## Begin Material supplied
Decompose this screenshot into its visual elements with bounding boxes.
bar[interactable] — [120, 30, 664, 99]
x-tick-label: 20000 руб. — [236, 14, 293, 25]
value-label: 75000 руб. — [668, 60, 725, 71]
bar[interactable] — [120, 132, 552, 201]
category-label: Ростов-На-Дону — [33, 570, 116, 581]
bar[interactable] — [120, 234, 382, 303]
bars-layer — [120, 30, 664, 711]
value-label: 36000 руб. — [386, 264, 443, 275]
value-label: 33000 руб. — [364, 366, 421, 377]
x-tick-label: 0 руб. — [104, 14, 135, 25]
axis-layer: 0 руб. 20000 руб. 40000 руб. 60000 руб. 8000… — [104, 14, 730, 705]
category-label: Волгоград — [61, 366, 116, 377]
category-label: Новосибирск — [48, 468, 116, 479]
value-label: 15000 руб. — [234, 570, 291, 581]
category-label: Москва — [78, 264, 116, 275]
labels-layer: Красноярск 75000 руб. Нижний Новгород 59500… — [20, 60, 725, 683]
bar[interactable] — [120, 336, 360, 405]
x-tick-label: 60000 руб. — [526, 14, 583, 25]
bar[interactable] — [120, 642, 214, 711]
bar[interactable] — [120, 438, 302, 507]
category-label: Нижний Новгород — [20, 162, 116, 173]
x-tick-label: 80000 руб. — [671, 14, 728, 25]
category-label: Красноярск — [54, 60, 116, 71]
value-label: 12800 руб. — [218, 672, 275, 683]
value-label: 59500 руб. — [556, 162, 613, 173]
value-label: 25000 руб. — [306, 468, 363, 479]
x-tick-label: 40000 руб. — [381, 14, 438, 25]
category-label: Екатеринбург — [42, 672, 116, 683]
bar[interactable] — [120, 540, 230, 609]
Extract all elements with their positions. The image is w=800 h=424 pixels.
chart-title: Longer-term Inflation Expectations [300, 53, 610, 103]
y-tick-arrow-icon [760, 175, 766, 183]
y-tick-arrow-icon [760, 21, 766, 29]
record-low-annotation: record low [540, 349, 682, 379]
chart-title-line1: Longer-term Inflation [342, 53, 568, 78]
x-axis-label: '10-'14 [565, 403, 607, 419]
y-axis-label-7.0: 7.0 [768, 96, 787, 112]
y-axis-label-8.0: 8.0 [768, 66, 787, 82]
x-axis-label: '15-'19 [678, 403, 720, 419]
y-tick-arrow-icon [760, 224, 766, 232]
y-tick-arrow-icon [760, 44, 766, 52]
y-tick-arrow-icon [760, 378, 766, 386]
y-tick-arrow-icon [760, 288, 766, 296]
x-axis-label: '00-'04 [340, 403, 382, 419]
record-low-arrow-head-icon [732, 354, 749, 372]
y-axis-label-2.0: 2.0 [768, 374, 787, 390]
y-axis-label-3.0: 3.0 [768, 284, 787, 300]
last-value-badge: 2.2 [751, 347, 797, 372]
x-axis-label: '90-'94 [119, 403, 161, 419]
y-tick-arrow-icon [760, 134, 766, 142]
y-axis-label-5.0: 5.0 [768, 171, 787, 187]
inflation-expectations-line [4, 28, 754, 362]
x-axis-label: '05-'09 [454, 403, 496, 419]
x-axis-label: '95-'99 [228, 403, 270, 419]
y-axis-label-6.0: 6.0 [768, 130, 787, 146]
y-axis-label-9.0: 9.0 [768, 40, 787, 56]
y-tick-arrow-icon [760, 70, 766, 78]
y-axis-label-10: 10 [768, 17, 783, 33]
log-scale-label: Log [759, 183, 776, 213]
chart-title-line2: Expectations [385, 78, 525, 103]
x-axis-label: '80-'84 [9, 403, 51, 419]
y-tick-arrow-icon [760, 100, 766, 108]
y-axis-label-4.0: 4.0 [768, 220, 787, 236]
## End Material supplied
§ Required task:
Copy every line of the records above exactly, keeping their order.

§ Solution:
Decompose this screenshot into its visual elements with bounding boxes.
bar[interactable] — [120, 30, 664, 99]
x-tick-label: 20000 руб. — [236, 14, 293, 25]
value-label: 75000 руб. — [668, 60, 725, 71]
bar[interactable] — [120, 132, 552, 201]
category-label: Ростов-На-Дону — [33, 570, 116, 581]
bar[interactable] — [120, 234, 382, 303]
bars-layer — [120, 30, 664, 711]
value-label: 36000 руб. — [386, 264, 443, 275]
value-label: 33000 руб. — [364, 366, 421, 377]
x-tick-label: 0 руб. — [104, 14, 135, 25]
axis-layer: 0 руб. 20000 руб. 40000 руб. 60000 руб. 8000… — [104, 14, 730, 705]
category-label: Волгоград — [61, 366, 116, 377]
category-label: Новосибирск — [48, 468, 116, 479]
value-label: 15000 руб. — [234, 570, 291, 581]
category-label: Москва — [78, 264, 116, 275]
labels-layer: Красноярск 75000 руб. Нижний Новгород 59500… — [20, 60, 725, 683]
bar[interactable] — [120, 336, 360, 405]
x-tick-label: 60000 руб. — [526, 14, 583, 25]
bar[interactable] — [120, 642, 214, 711]
bar[interactable] — [120, 438, 302, 507]
category-label: Нижний Новгород — [20, 162, 116, 173]
x-tick-label: 80000 руб. — [671, 14, 728, 25]
category-label: Красноярск — [54, 60, 116, 71]
value-label: 12800 руб. — [218, 672, 275, 683]
value-label: 59500 руб. — [556, 162, 613, 173]
value-label: 25000 руб. — [306, 468, 363, 479]
x-tick-label: 40000 руб. — [381, 14, 438, 25]
category-label: Екатеринбург — [42, 672, 116, 683]
bar[interactable] — [120, 540, 230, 609]
Extract all elements with their positions. The image is w=800 h=424 pixels.
chart-title: Longer-term Inflation Expectations [300, 53, 610, 103]
y-tick-arrow-icon [760, 175, 766, 183]
y-tick-arrow-icon [760, 21, 766, 29]
record-low-annotation: record low [540, 349, 682, 379]
chart-title-line1: Longer-term Inflation [342, 53, 568, 78]
x-axis-label: '10-'14 [565, 403, 607, 419]
y-axis-label-7.0: 7.0 [768, 96, 787, 112]
y-axis-label-8.0: 8.0 [768, 66, 787, 82]
x-axis-label: '15-'19 [678, 403, 720, 419]
y-tick-arrow-icon [760, 224, 766, 232]
y-tick-arrow-icon [760, 44, 766, 52]
y-tick-arrow-icon [760, 378, 766, 386]
y-tick-arrow-icon [760, 288, 766, 296]
x-axis-label: '00-'04 [340, 403, 382, 419]
record-low-arrow-head-icon [732, 354, 749, 372]
y-axis-label-2.0: 2.0 [768, 374, 787, 390]
y-axis-label-3.0: 3.0 [768, 284, 787, 300]
last-value-badge: 2.2 [751, 347, 797, 372]
x-axis-label: '90-'94 [119, 403, 161, 419]
y-tick-arrow-icon [760, 134, 766, 142]
y-axis-label-5.0: 5.0 [768, 171, 787, 187]
inflation-expectations-line [4, 28, 754, 362]
x-axis-label: '05-'09 [454, 403, 496, 419]
x-axis-label: '95-'99 [228, 403, 270, 419]
y-axis-label-6.0: 6.0 [768, 130, 787, 146]
y-axis-label-9.0: 9.0 [768, 40, 787, 56]
y-tick-arrow-icon [760, 70, 766, 78]
y-axis-label-10: 10 [768, 17, 783, 33]
log-scale-label: Log [759, 183, 776, 213]
chart-title-line2: Expectations [385, 78, 525, 103]
x-axis-label: '80-'84 [9, 403, 51, 419]
y-tick-arrow-icon [760, 100, 766, 108]
y-axis-label-4.0: 4.0 [768, 220, 787, 236]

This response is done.